[Dataset entries on figures]

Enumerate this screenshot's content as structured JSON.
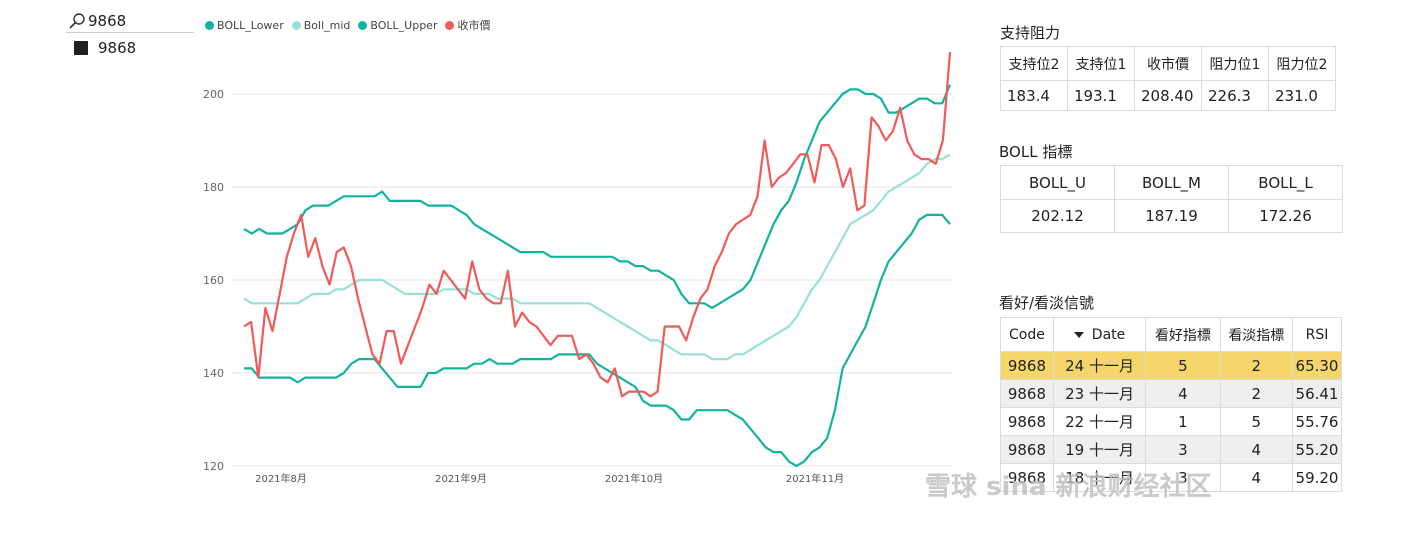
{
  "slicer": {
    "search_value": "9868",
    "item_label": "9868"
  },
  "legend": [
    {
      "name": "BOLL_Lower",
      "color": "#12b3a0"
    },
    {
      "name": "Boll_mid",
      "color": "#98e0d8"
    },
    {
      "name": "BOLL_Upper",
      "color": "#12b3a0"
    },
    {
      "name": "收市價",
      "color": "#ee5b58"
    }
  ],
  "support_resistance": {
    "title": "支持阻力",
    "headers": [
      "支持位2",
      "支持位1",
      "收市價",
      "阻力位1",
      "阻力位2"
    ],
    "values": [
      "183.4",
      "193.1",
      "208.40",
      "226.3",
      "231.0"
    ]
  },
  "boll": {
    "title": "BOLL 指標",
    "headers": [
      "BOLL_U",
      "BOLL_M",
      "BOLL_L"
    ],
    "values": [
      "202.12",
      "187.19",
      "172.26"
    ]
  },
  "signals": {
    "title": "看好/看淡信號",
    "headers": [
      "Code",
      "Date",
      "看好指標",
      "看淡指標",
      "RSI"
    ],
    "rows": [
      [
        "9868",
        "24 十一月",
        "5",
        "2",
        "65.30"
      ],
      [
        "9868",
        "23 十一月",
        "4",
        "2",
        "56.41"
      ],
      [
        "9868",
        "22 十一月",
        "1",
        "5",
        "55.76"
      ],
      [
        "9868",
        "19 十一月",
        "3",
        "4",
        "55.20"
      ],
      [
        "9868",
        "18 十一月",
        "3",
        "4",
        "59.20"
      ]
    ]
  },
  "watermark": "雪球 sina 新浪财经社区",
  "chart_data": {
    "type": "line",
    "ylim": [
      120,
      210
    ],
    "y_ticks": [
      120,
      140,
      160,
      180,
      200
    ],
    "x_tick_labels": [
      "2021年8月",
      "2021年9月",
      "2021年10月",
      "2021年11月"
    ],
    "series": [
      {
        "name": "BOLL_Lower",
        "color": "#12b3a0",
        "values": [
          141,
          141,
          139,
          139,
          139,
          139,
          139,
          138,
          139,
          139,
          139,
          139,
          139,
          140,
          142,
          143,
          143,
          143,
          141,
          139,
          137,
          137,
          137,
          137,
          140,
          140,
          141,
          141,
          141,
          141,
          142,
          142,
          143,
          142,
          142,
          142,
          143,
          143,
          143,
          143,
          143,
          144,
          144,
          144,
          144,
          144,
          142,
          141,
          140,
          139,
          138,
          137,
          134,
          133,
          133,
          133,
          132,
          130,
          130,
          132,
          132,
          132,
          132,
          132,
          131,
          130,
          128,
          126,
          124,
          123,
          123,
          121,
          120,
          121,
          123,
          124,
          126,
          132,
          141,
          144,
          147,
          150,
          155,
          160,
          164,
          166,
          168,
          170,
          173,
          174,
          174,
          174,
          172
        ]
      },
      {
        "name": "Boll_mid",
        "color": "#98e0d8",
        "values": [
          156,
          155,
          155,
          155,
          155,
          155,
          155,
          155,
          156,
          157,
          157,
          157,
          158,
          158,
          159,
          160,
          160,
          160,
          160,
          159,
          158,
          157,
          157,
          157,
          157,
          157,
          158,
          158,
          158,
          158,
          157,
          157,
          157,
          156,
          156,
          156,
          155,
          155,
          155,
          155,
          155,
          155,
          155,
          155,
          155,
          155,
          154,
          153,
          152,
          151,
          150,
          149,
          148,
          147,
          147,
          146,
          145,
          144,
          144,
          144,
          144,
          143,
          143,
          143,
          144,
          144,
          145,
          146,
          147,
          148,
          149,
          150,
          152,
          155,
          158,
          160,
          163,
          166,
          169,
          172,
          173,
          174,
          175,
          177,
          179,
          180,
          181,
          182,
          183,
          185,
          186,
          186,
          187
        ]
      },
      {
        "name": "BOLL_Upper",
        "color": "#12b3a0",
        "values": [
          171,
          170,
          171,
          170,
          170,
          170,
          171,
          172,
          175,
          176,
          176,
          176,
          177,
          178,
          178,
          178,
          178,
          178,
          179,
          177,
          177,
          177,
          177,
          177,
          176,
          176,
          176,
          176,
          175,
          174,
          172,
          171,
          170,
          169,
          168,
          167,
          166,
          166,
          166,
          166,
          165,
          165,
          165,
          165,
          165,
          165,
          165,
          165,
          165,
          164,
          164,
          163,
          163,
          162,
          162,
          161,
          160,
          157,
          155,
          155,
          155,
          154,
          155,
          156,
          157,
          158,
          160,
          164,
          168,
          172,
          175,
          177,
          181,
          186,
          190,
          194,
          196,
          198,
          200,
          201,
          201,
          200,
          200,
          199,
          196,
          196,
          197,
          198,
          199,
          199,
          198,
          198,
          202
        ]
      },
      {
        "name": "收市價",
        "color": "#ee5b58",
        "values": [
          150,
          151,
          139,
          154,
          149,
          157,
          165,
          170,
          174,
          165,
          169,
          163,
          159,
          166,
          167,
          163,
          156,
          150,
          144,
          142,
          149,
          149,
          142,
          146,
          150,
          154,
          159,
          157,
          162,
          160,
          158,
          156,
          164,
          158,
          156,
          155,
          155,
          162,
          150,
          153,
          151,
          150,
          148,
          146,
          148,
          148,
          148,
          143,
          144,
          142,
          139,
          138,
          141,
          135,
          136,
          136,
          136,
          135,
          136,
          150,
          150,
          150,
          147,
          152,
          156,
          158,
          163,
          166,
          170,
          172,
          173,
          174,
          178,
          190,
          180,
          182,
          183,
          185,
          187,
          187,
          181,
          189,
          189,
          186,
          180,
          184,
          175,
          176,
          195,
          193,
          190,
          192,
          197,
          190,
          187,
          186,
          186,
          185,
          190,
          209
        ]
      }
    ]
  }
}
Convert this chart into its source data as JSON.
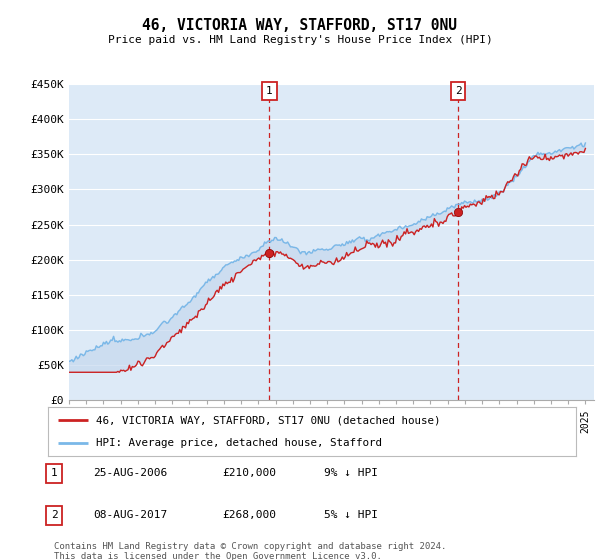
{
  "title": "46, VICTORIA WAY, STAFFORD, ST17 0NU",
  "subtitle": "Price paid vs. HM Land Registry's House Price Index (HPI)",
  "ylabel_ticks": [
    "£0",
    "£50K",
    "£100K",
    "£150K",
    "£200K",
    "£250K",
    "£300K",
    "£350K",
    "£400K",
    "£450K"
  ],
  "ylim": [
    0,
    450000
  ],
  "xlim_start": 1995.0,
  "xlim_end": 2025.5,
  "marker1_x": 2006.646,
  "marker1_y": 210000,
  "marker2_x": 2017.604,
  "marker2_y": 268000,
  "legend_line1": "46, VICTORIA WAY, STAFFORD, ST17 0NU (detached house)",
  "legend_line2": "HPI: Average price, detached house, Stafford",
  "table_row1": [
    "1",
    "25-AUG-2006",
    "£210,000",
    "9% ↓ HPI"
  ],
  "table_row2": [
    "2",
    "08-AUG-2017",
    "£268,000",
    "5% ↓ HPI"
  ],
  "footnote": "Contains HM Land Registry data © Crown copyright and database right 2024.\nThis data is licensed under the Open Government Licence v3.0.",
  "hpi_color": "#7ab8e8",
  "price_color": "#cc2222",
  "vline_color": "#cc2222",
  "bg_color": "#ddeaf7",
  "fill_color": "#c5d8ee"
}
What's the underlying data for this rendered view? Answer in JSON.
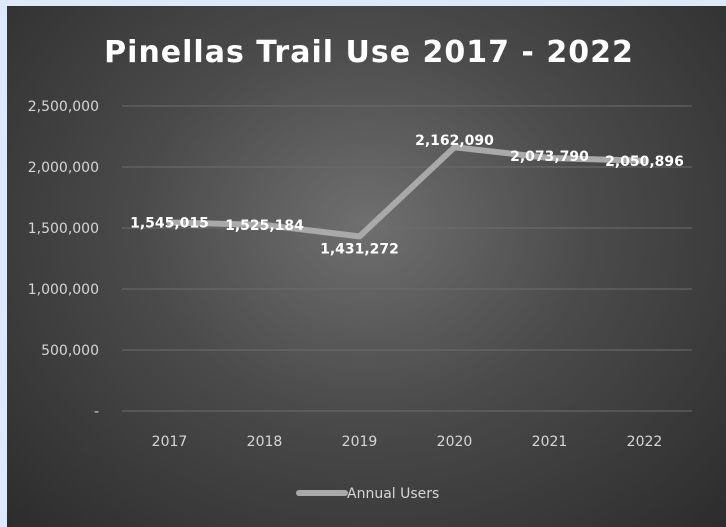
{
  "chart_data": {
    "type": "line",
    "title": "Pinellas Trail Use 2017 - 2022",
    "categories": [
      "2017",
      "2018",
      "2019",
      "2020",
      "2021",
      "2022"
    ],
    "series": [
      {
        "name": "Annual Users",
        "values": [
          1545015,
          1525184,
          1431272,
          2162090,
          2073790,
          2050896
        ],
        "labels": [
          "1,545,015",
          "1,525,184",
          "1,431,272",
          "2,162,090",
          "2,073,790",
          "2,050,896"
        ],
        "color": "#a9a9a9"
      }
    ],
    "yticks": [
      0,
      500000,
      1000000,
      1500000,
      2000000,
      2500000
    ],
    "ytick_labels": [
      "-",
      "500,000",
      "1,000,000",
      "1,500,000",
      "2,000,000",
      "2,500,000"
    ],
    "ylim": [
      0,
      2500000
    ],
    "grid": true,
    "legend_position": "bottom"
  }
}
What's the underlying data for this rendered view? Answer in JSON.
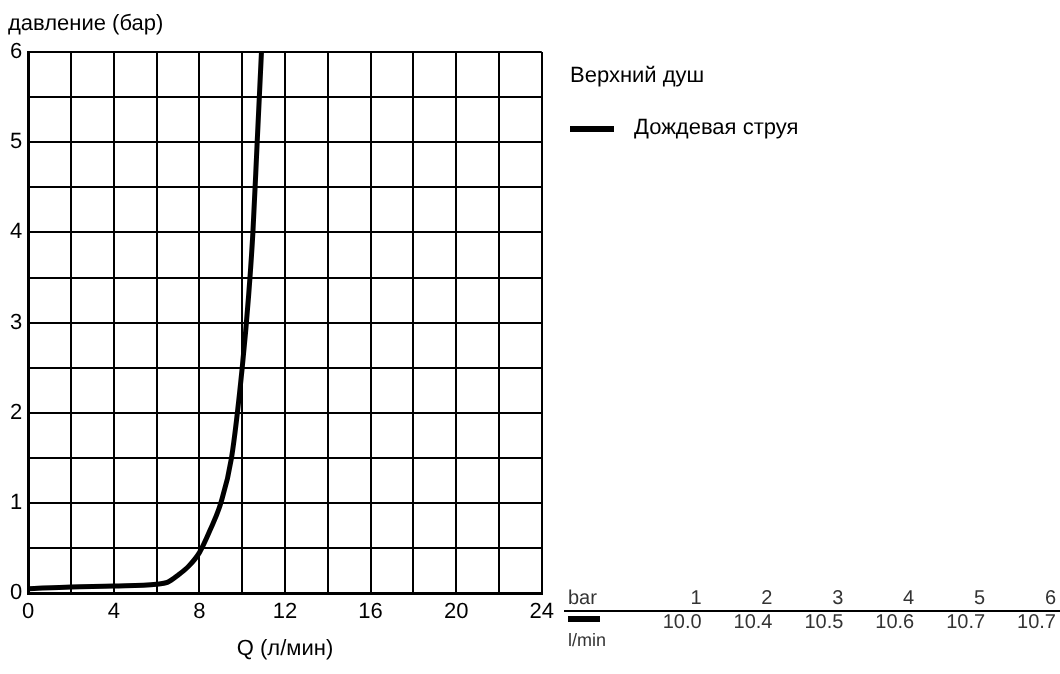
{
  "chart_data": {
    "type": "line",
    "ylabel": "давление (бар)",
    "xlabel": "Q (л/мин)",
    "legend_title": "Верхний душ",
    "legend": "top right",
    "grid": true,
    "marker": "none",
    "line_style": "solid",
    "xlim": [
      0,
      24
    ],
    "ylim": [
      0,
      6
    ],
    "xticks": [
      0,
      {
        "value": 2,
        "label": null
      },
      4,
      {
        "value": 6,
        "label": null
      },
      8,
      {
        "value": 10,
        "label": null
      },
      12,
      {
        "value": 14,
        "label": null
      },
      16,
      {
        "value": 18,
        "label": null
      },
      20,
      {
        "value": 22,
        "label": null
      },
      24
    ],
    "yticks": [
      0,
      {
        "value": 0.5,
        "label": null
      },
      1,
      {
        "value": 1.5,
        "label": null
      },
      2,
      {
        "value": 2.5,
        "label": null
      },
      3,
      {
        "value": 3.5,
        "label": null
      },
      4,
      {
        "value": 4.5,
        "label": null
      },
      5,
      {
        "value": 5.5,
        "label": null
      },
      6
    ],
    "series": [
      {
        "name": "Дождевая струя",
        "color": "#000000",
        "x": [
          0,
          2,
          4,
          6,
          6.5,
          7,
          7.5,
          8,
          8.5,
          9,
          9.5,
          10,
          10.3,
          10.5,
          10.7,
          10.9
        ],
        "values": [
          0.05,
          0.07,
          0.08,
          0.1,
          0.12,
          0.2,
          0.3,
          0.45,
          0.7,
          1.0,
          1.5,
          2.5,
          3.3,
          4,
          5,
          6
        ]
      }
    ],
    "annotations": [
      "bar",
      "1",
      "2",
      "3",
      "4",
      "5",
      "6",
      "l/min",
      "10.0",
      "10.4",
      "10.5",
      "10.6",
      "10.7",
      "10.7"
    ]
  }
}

### Set task
State the number of lines in this listing that contain the string "Registry", and add nothing else.

### Answer to the problem
2